Task brief:
Report how many lines contain "under". The answer is a single number.

Stored records:
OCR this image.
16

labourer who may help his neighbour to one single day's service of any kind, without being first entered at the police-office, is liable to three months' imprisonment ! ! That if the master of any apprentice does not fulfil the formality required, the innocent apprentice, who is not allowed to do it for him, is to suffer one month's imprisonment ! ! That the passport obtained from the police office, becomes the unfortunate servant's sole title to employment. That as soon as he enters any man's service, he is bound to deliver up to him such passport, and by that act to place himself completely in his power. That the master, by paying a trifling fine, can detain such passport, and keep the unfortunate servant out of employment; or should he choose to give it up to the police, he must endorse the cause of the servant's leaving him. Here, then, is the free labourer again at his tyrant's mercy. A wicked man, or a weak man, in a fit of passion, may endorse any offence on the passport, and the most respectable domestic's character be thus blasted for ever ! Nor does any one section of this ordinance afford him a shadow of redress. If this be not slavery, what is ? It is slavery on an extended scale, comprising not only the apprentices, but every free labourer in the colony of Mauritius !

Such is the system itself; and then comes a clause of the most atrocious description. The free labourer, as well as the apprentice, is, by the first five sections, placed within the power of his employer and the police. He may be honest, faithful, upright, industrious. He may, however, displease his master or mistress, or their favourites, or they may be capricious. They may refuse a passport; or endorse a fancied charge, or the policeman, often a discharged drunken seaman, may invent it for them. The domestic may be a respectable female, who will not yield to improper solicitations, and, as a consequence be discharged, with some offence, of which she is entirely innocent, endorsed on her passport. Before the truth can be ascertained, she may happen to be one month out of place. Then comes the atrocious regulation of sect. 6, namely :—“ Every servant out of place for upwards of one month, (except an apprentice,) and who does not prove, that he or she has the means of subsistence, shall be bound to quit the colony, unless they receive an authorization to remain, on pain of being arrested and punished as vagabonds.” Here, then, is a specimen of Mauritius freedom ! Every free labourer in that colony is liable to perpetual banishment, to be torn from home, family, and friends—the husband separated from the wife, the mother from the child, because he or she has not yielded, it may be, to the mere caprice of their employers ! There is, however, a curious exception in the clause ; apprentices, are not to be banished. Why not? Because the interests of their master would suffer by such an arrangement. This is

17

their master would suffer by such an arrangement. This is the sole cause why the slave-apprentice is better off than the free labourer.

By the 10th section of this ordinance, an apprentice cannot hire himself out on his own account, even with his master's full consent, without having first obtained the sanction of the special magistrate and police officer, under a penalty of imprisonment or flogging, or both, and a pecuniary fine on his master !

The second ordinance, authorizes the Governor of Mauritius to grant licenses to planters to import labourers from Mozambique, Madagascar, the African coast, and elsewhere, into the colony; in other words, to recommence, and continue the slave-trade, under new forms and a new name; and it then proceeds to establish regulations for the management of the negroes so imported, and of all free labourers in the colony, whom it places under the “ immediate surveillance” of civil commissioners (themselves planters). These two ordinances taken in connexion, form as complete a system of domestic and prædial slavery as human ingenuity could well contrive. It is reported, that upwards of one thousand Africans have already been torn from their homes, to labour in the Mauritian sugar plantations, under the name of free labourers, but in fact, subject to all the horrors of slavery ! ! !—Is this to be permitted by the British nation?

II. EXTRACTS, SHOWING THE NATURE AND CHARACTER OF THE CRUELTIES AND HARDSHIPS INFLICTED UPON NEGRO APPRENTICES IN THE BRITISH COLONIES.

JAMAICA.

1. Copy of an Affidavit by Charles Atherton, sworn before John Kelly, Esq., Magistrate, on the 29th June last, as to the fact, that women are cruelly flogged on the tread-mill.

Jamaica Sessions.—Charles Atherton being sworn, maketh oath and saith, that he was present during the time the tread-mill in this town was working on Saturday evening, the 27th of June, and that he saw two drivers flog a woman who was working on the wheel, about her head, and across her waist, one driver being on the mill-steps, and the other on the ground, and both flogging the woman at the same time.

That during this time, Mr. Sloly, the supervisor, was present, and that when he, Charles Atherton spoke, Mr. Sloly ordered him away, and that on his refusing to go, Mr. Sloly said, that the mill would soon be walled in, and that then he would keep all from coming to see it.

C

Written solution:
2